Please give the listing again in its entirety, exactly as written.

Begin Record extracts

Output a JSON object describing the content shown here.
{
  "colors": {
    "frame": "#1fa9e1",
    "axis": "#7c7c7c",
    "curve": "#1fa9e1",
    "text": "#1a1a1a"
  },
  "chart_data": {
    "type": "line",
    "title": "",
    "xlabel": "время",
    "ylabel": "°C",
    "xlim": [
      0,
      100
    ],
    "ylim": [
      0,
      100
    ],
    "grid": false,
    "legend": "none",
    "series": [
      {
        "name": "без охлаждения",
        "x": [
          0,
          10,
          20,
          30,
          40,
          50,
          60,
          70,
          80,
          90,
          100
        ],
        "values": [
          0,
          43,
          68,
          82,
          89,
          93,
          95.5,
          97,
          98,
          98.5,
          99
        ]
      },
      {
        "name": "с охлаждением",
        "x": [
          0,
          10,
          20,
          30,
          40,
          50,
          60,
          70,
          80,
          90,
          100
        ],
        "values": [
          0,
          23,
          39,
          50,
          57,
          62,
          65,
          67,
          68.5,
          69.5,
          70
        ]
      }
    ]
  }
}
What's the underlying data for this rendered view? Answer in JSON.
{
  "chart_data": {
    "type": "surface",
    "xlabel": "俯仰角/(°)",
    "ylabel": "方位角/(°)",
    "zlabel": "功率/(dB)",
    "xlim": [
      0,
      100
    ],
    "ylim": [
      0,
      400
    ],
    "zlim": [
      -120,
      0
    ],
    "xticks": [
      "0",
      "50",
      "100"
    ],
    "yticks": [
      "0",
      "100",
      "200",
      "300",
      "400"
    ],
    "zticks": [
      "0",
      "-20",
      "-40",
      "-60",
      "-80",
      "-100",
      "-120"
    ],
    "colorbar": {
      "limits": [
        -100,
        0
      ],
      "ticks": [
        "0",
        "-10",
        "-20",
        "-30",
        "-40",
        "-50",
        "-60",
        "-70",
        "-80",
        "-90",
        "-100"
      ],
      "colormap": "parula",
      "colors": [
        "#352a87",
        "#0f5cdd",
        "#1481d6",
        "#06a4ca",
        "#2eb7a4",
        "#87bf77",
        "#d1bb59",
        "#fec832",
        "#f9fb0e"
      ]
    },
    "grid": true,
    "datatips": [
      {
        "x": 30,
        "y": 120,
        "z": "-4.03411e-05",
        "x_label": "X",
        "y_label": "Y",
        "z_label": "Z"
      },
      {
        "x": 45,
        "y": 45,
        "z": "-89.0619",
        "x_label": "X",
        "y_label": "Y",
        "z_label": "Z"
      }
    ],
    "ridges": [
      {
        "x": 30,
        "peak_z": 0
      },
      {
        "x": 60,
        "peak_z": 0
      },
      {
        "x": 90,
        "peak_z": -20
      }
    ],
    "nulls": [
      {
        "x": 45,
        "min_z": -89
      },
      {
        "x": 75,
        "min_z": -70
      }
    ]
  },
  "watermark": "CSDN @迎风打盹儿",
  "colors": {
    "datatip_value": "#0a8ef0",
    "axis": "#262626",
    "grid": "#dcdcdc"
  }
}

End Record extracts

*Finished exercise:*
Output a JSON object describing the content shown here.
{
  "colors": {
    "frame": "#1fa9e1",
    "axis": "#7c7c7c",
    "curve": "#1fa9e1",
    "text": "#1a1a1a"
  },
  "chart_data": {
    "type": "line",
    "title": "",
    "xlabel": "время",
    "ylabel": "°C",
    "xlim": [
      0,
      100
    ],
    "ylim": [
      0,
      100
    ],
    "grid": false,
    "legend": "none",
    "series": [
      {
        "name": "без охлаждения",
        "x": [
          0,
          10,
          20,
          30,
          40,
          50,
          60,
          70,
          80,
          90,
          100
        ],
        "values": [
          0,
          43,
          68,
          82,
          89,
          93,
          95.5,
          97,
          98,
          98.5,
          99
        ]
      },
      {
        "name": "с охлаждением",
        "x": [
          0,
          10,
          20,
          30,
          40,
          50,
          60,
          70,
          80,
          90,
          100
        ],
        "values": [
          0,
          23,
          39,
          50,
          57,
          62,
          65,
          67,
          68.5,
          69.5,
          70
        ]
      }
    ]
  }
}
What's the underlying data for this rendered view? Answer in JSON.
{
  "chart_data": {
    "type": "surface",
    "xlabel": "俯仰角/(°)",
    "ylabel": "方位角/(°)",
    "zlabel": "功率/(dB)",
    "xlim": [
      0,
      100
    ],
    "ylim": [
      0,
      400
    ],
    "zlim": [
      -120,
      0
    ],
    "xticks": [
      "0",
      "50",
      "100"
    ],
    "yticks": [
      "0",
      "100",
      "200",
      "300",
      "400"
    ],
    "zticks": [
      "0",
      "-20",
      "-40",
      "-60",
      "-80",
      "-100",
      "-120"
    ],
    "colorbar": {
      "limits": [
        -100,
        0
      ],
      "ticks": [
        "0",
        "-10",
        "-20",
        "-30",
        "-40",
        "-50",
        "-60",
        "-70",
        "-80",
        "-90",
        "-100"
      ],
      "colormap": "parula",
      "colors": [
        "#352a87",
        "#0f5cdd",
        "#1481d6",
        "#06a4ca",
        "#2eb7a4",
        "#87bf77",
        "#d1bb59",
        "#fec832",
        "#f9fb0e"
      ]
    },
    "grid": true,
    "datatips": [
      {
        "x": 30,
        "y": 120,
        "z": "-4.03411e-05",
        "x_label": "X",
        "y_label": "Y",
        "z_label": "Z"
      },
      {
        "x": 45,
        "y": 45,
        "z": "-89.0619",
        "x_label": "X",
        "y_label": "Y",
        "z_label": "Z"
      }
    ],
    "ridges": [
      {
        "x": 30,
        "peak_z": 0
      },
      {
        "x": 60,
        "peak_z": 0
      },
      {
        "x": 90,
        "peak_z": -20
      }
    ],
    "nulls": [
      {
        "x": 45,
        "min_z": -89
      },
      {
        "x": 75,
        "min_z": -70
      }
    ]
  },
  "watermark": "CSDN @迎风打盹儿",
  "colors": {
    "datatip_value": "#0a8ef0",
    "axis": "#262626",
    "grid": "#dcdcdc"
  }
}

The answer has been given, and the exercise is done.